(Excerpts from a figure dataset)
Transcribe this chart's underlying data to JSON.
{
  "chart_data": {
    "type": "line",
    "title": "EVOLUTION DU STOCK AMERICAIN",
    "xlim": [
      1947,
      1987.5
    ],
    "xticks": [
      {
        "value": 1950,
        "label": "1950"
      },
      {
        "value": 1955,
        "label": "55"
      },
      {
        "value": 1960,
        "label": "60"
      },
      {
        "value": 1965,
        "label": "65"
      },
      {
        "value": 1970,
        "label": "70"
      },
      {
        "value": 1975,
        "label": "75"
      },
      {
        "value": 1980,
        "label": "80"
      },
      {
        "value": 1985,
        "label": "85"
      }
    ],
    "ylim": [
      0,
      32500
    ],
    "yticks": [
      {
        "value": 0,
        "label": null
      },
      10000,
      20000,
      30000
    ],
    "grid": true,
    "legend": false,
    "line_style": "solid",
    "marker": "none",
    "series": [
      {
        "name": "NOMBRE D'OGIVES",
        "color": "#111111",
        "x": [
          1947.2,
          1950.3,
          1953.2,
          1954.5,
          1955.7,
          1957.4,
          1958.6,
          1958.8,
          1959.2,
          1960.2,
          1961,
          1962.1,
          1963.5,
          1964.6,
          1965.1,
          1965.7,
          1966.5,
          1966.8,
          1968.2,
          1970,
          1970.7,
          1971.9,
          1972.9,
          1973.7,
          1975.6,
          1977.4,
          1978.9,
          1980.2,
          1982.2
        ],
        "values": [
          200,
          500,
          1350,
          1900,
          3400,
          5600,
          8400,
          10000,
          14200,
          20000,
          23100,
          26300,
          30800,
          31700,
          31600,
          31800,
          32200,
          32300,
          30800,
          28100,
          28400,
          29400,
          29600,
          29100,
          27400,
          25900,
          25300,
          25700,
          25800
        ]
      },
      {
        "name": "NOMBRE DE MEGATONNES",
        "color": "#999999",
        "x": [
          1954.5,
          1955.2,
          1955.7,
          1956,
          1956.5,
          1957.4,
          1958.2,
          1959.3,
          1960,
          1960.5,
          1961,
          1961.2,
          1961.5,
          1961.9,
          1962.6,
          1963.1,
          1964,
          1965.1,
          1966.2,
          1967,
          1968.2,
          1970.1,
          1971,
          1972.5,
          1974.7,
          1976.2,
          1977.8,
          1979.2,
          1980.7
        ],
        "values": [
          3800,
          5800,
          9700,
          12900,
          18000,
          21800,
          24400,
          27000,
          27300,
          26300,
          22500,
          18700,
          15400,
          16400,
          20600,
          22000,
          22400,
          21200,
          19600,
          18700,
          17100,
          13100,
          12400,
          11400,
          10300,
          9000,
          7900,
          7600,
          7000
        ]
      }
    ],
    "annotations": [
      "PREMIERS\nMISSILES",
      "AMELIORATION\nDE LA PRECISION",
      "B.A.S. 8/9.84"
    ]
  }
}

---

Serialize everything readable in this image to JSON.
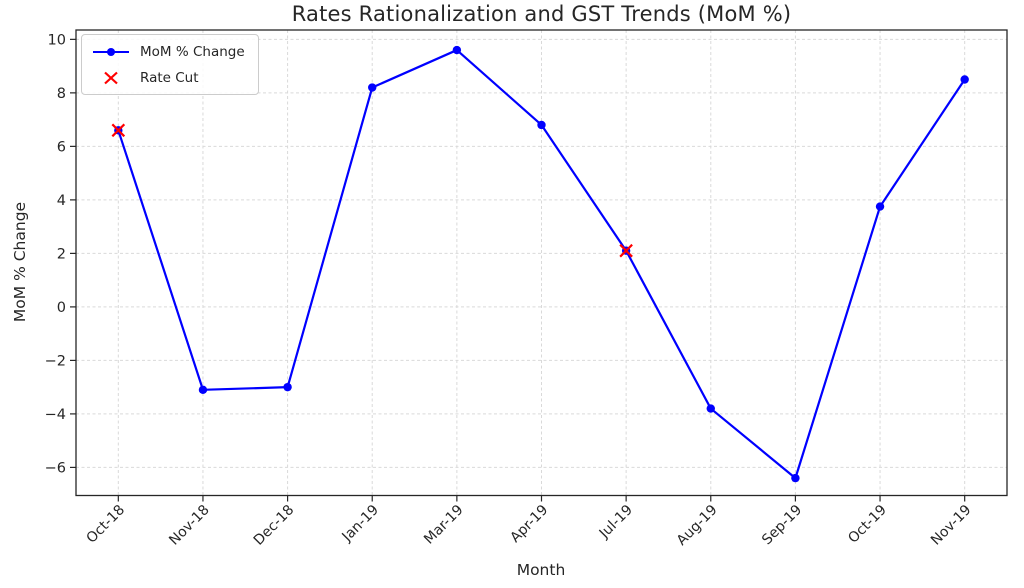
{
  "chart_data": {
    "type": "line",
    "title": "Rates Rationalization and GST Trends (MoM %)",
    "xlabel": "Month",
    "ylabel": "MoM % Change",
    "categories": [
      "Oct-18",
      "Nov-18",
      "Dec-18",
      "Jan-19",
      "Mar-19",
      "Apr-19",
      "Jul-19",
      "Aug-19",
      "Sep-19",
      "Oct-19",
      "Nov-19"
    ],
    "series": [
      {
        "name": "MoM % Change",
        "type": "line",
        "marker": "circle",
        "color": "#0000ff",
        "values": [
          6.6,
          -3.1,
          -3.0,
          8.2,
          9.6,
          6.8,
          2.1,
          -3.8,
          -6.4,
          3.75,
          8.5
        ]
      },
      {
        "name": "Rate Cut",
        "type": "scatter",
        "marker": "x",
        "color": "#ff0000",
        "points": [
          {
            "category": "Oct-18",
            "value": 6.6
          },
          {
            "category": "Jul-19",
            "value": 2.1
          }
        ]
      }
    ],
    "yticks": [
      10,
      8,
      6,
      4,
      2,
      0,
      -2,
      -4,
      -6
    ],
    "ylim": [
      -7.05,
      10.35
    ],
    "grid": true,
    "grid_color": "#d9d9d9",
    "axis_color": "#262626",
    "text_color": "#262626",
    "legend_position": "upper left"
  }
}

→ **What is needed**
Which lines contain the word "title"? Copy each one.

→ **Output for this task**
    "title": "EVOLUTION DU STOCK AMERICAIN",
    "title": "Rates Rationalization and GST Trends (MoM %)",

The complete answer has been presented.